__Exercise aim__
Output the material word for word. Leave each picture out.

(Stored data)
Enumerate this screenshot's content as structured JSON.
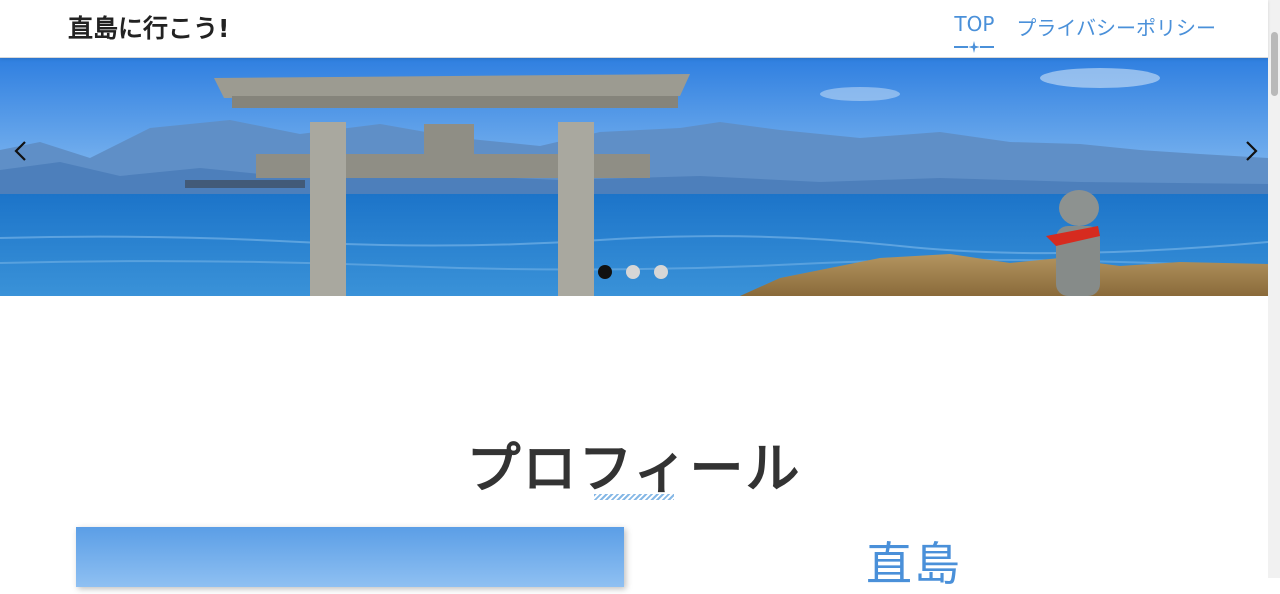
{
  "header": {
    "site_title": "直島に行こう!",
    "nav": [
      {
        "label": "TOP",
        "active": true
      },
      {
        "label": "プライバシーポリシー",
        "active": false
      }
    ]
  },
  "hero": {
    "slide_count": 3,
    "active_slide": 1,
    "image_subject": "torii-gate-by-the-sea",
    "prev_icon": "chevron-left-icon",
    "next_icon": "chevron-right-icon"
  },
  "profile": {
    "section_title": "プロフィール",
    "name": "直島"
  },
  "colors": {
    "accent": "#4a90d9",
    "title_text": "#222222",
    "dot_active": "#111111",
    "dot_inactive": "#d6d6d6"
  }
}
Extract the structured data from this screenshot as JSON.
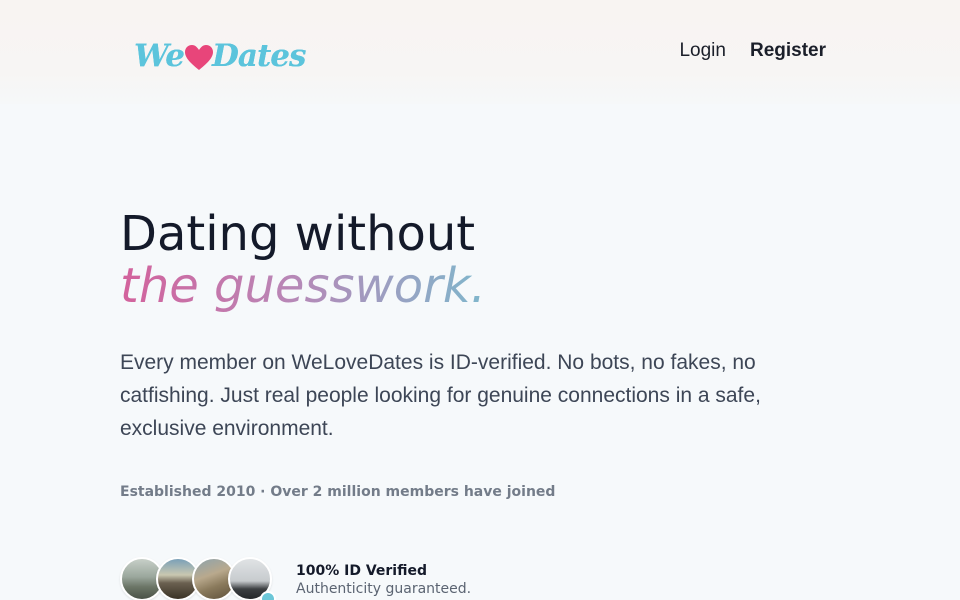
{
  "brand": {
    "logo_part1": "We",
    "logo_part2": "Dates",
    "heart_icon": "heart-icon",
    "colors": {
      "logo_blue": "#5cc4dc",
      "heart_pink": "#e8457a"
    }
  },
  "nav": {
    "login": "Login",
    "register": "Register"
  },
  "hero": {
    "title_line1": "Dating without",
    "title_line2": "the guesswork.",
    "gradient": [
      "#d3629c",
      "#b986b6",
      "#7fb7cc"
    ],
    "description": "Every member on WeLoveDates is ID-verified. No bots, no fakes, no catfishing. Just real people looking for genuine connections in a safe, exclusive environment.",
    "established": "Established 2010 · Over 2 million members have joined"
  },
  "verified": {
    "title": "100% ID Verified",
    "subtitle": "Authenticity guaranteed.",
    "avatars": [
      "avatar-1",
      "avatar-2",
      "avatar-3",
      "avatar-4"
    ]
  }
}
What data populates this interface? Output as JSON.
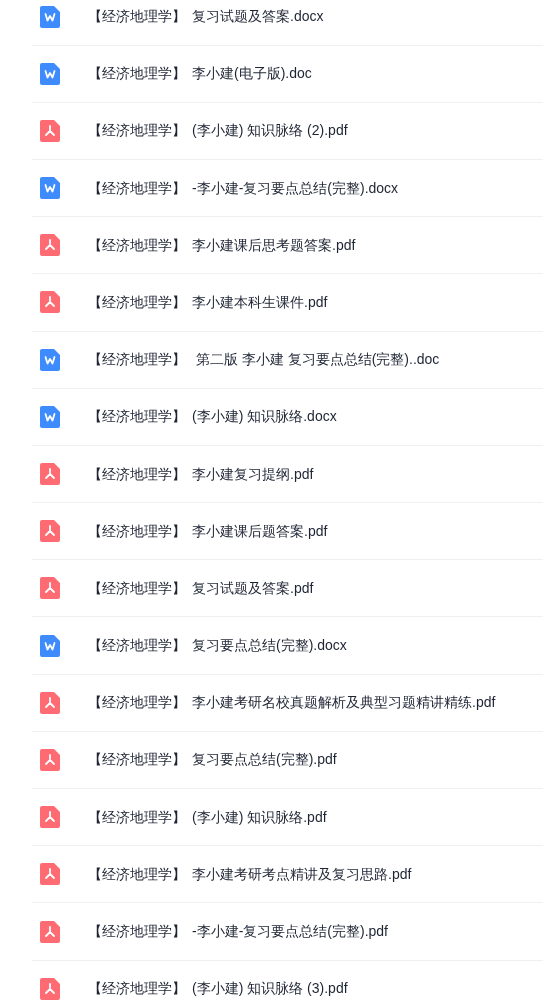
{
  "files": [
    {
      "kind": "word",
      "prefix": "【经济地理学】",
      "title": "复习试题及答案.docx"
    },
    {
      "kind": "word",
      "prefix": "【经济地理学】",
      "title": "李小建(电子版).doc"
    },
    {
      "kind": "pdf",
      "prefix": "【经济地理学】",
      "title": "(李小建) 知识脉络 (2).pdf"
    },
    {
      "kind": "word",
      "prefix": "【经济地理学】",
      "title": "-李小建-复习要点总结(完整).docx"
    },
    {
      "kind": "pdf",
      "prefix": "【经济地理学】",
      "title": "李小建课后思考题答案.pdf"
    },
    {
      "kind": "pdf",
      "prefix": "【经济地理学】",
      "title": "李小建本科生课件.pdf"
    },
    {
      "kind": "word",
      "prefix": "【经济地理学】",
      "title": " 第二版 李小建 复习要点总结(完整)..doc"
    },
    {
      "kind": "word",
      "prefix": "【经济地理学】",
      "title": "(李小建) 知识脉络.docx"
    },
    {
      "kind": "pdf",
      "prefix": "【经济地理学】",
      "title": "李小建复习提纲.pdf"
    },
    {
      "kind": "pdf",
      "prefix": "【经济地理学】",
      "title": "李小建课后题答案.pdf"
    },
    {
      "kind": "pdf",
      "prefix": "【经济地理学】",
      "title": "复习试题及答案.pdf"
    },
    {
      "kind": "word",
      "prefix": "【经济地理学】",
      "title": "复习要点总结(完整).docx"
    },
    {
      "kind": "pdf",
      "prefix": "【经济地理学】",
      "title": "李小建考研名校真题解析及典型习题精讲精练.pdf"
    },
    {
      "kind": "pdf",
      "prefix": "【经济地理学】",
      "title": "复习要点总结(完整).pdf"
    },
    {
      "kind": "pdf",
      "prefix": "【经济地理学】",
      "title": "(李小建) 知识脉络.pdf"
    },
    {
      "kind": "pdf",
      "prefix": "【经济地理学】",
      "title": "李小建考研考点精讲及复习思路.pdf"
    },
    {
      "kind": "pdf",
      "prefix": "【经济地理学】",
      "title": "-李小建-复习要点总结(完整).pdf"
    },
    {
      "kind": "pdf",
      "prefix": "【经济地理学】",
      "title": "(李小建) 知识脉络 (3).pdf"
    }
  ]
}
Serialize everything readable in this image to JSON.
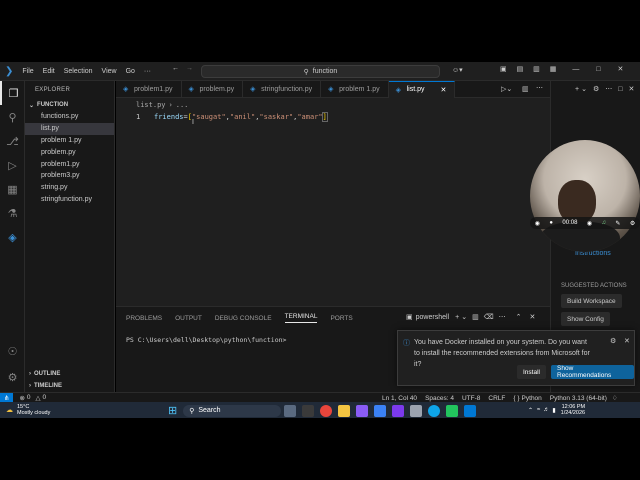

__Answer to the problem__
Enumerate this screenshot's content as structured JSON.
{
  "header": {
    "site_title": "直島に行こう!",
    "nav": [
      {
        "label": "TOP",
        "active": true
      },
      {
        "label": "プライバシーポリシー",
        "active": false
      }
    ]
  },
  "hero": {
    "slide_count": 3,
    "active_slide": 1,
    "image_subject": "torii-gate-by-the-sea",
    "prev_icon": "chevron-left-icon",
    "next_icon": "chevron-right-icon"
  },
  "profile": {
    "section_title": "プロフィール",
    "name": "直島"
  },
  "colors": {
    "accent": "#4a90d9",
    "title_text": "#222222",
    "dot_active": "#111111",
    "dot_inactive": "#d6d6d6"
  }
}
Extract the structured data from this screenshot as JSON.
{
  "brand": {
    "logo_part1": "We",
    "logo_part2": "Dates",
    "heart_icon": "heart-icon",
    "colors": {
      "logo_blue": "#5cc4dc",
      "heart_pink": "#e8457a"
    }
  },
  "nav": {
    "login": "Login",
    "register": "Register"
  },
  "hero": {
    "title_line1": "Dating without",
    "title_line2": "the guesswork.",
    "gradient": [
      "#d3629c",
      "#b986b6",
      "#7fb7cc"
    ],
    "description": "Every member on WeLoveDates is ID-verified. No bots, no fakes, no catfishing. Just real people looking for genuine connections in a safe, exclusive environment.",
    "established": "Established 2010 · Over 2 million members have joined"
  },
  "verified": {
    "title": "100% ID Verified",
    "subtitle": "Authenticity guaranteed.",
    "avatars": [
      "avatar-1",
      "avatar-2",
      "avatar-3",
      "avatar-4"
    ]
  }
}
What data populates this interface? Output as JSON.
{
  "files": [
    {
      "kind": "word",
      "prefix": "【经济地理学】",
      "title": "复习试题及答案.docx"
    },
    {
      "kind": "word",
      "prefix": "【经济地理学】",
      "title": "李小建(电子版).doc"
    },
    {
      "kind": "pdf",
      "prefix": "【经济地理学】",
      "title": "(李小建) 知识脉络 (2).pdf"
    },
    {
      "kind": "word",
      "prefix": "【经济地理学】",
      "title": "-李小建-复习要点总结(完整).docx"
    },
    {
      "kind": "pdf",
      "prefix": "【经济地理学】",
      "title": "李小建课后思考题答案.pdf"
    },
    {
      "kind": "pdf",
      "prefix": "【经济地理学】",
      "title": "李小建本科生课件.pdf"
    },
    {
      "kind": "word",
      "prefix": "【经济地理学】",
      "title": " 第二版 李小建 复习要点总结(完整)..doc"
    },
    {
      "kind": "word",
      "prefix": "【经济地理学】",
      "title": "(李小建) 知识脉络.docx"
    },
    {
      "kind": "pdf",
      "prefix": "【经济地理学】",
      "title": "李小建复习提纲.pdf"
    },
    {
      "kind": "pdf",
      "prefix": "【经济地理学】",
      "title": "李小建课后题答案.pdf"
    },
    {
      "kind": "pdf",
      "prefix": "【经济地理学】",
      "title": "复习试题及答案.pdf"
    },
    {
      "kind": "word",
      "prefix": "【经济地理学】",
      "title": "复习要点总结(完整).docx"
    },
    {
      "kind": "pdf",
      "prefix": "【经济地理学】",
      "title": "李小建考研名校真题解析及典型习题精讲精练.pdf"
    },
    {
      "kind": "pdf",
      "prefix": "【经济地理学】",
      "title": "复习要点总结(完整).pdf"
    },
    {
      "kind": "pdf",
      "prefix": "【经济地理学】",
      "title": "(李小建) 知识脉络.pdf"
    },
    {
      "kind": "pdf",
      "prefix": "【经济地理学】",
      "title": "李小建考研考点精讲及复习思路.pdf"
    },
    {
      "kind": "pdf",
      "prefix": "【经济地理学】",
      "title": "-李小建-复习要点总结(完整).pdf"
    },
    {
      "kind": "pdf",
      "prefix": "【经济地理学】",
      "title": "(李小建) 知识脉络 (3).pdf"
    }
  ]
}
Serialize everything readable in this image to JSON.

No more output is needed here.